= Written instruction =
Identify the lines that contain the string "JSON" and report only how many there are.

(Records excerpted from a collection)
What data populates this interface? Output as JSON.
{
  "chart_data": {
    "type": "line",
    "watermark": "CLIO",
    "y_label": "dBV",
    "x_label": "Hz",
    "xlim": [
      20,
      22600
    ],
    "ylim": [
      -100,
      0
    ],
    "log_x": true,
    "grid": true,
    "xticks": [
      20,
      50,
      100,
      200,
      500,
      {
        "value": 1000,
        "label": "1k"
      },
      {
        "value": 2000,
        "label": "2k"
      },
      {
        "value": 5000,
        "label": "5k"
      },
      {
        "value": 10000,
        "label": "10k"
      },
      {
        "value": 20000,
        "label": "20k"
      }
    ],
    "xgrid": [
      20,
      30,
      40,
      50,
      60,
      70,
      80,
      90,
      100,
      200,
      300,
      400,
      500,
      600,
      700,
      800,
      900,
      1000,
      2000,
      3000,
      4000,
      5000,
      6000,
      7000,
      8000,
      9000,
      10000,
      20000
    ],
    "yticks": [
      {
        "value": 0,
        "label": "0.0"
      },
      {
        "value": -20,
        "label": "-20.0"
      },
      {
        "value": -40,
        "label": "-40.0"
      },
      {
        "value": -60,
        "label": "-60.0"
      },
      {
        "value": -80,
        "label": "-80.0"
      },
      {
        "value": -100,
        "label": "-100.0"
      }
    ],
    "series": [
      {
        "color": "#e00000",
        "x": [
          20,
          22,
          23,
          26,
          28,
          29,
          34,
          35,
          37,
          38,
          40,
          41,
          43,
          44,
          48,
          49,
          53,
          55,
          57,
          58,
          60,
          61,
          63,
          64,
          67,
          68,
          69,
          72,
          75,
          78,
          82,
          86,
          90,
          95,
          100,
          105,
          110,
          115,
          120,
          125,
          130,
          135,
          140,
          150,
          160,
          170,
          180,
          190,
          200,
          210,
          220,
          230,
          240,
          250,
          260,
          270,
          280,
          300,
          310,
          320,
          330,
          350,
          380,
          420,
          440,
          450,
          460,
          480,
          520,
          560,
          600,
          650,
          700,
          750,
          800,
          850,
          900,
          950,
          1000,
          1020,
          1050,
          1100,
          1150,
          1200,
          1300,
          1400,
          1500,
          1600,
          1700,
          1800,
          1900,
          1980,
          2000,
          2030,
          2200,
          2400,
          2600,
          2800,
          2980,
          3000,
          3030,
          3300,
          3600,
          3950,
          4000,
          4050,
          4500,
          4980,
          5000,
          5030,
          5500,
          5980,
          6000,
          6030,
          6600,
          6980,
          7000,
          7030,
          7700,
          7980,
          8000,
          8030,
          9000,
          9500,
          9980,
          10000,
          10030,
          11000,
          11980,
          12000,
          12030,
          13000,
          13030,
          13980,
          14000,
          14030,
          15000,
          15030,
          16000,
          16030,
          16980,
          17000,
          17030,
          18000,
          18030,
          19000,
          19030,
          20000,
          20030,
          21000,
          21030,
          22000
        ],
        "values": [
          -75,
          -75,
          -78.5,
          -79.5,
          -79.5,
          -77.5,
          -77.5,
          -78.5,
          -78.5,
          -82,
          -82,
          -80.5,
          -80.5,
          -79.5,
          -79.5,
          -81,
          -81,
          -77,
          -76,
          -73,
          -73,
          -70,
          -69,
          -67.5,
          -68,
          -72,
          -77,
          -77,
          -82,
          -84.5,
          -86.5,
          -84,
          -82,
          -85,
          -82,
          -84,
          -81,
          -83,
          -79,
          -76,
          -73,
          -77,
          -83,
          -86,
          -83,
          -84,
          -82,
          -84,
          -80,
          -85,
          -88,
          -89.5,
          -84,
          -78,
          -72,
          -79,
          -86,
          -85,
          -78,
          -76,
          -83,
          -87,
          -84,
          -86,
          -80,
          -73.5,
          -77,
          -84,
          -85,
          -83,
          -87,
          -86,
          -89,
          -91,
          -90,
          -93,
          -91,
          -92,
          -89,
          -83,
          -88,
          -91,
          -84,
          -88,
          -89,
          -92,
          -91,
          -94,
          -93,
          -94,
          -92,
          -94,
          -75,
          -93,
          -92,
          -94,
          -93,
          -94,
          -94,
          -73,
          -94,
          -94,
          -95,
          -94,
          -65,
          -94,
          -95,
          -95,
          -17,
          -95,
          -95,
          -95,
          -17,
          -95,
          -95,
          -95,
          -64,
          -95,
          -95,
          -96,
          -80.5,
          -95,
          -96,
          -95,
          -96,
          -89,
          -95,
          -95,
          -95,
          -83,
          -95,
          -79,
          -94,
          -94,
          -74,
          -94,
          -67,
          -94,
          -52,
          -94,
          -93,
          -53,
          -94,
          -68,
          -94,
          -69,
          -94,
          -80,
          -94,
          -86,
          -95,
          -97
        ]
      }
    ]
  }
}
--
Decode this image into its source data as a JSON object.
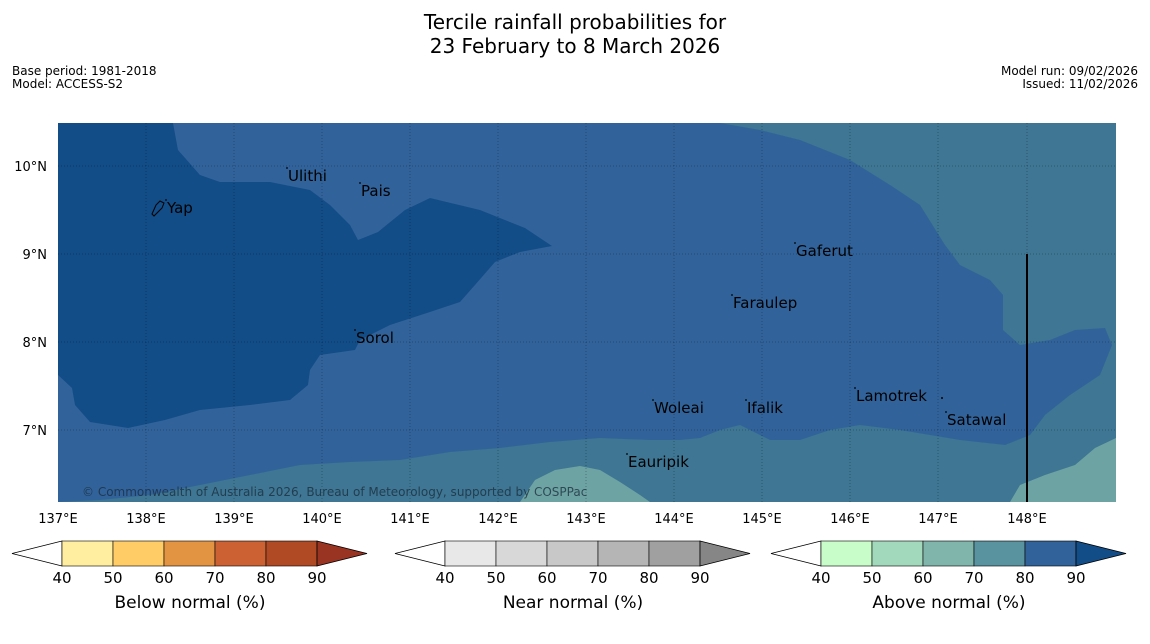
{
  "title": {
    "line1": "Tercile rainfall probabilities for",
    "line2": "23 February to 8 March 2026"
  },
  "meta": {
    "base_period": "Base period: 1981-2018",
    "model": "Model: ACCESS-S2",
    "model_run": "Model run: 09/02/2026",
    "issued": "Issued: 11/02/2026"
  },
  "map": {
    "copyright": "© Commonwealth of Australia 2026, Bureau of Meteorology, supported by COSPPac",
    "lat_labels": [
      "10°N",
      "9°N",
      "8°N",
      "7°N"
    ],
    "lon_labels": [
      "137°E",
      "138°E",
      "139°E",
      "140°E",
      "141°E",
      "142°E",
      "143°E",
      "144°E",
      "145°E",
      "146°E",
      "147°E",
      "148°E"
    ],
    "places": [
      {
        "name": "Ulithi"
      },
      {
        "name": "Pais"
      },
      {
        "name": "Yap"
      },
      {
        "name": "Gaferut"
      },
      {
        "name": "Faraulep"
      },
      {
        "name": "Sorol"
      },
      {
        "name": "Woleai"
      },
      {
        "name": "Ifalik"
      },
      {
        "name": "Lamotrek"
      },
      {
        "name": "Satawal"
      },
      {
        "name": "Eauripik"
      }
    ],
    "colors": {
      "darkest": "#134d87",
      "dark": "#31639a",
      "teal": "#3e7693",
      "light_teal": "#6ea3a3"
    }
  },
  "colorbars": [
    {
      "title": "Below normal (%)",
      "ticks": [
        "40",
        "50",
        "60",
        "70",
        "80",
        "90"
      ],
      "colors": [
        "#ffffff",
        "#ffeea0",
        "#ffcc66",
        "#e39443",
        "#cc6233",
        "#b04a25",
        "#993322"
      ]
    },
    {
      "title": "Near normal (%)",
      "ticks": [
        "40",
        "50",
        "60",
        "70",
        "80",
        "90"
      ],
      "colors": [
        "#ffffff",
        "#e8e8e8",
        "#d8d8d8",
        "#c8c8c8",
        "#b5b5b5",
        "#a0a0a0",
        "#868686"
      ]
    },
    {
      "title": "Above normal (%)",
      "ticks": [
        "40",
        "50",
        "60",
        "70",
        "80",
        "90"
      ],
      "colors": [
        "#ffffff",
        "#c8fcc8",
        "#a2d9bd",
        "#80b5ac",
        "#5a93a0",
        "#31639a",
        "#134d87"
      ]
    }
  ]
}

= Written answer =
2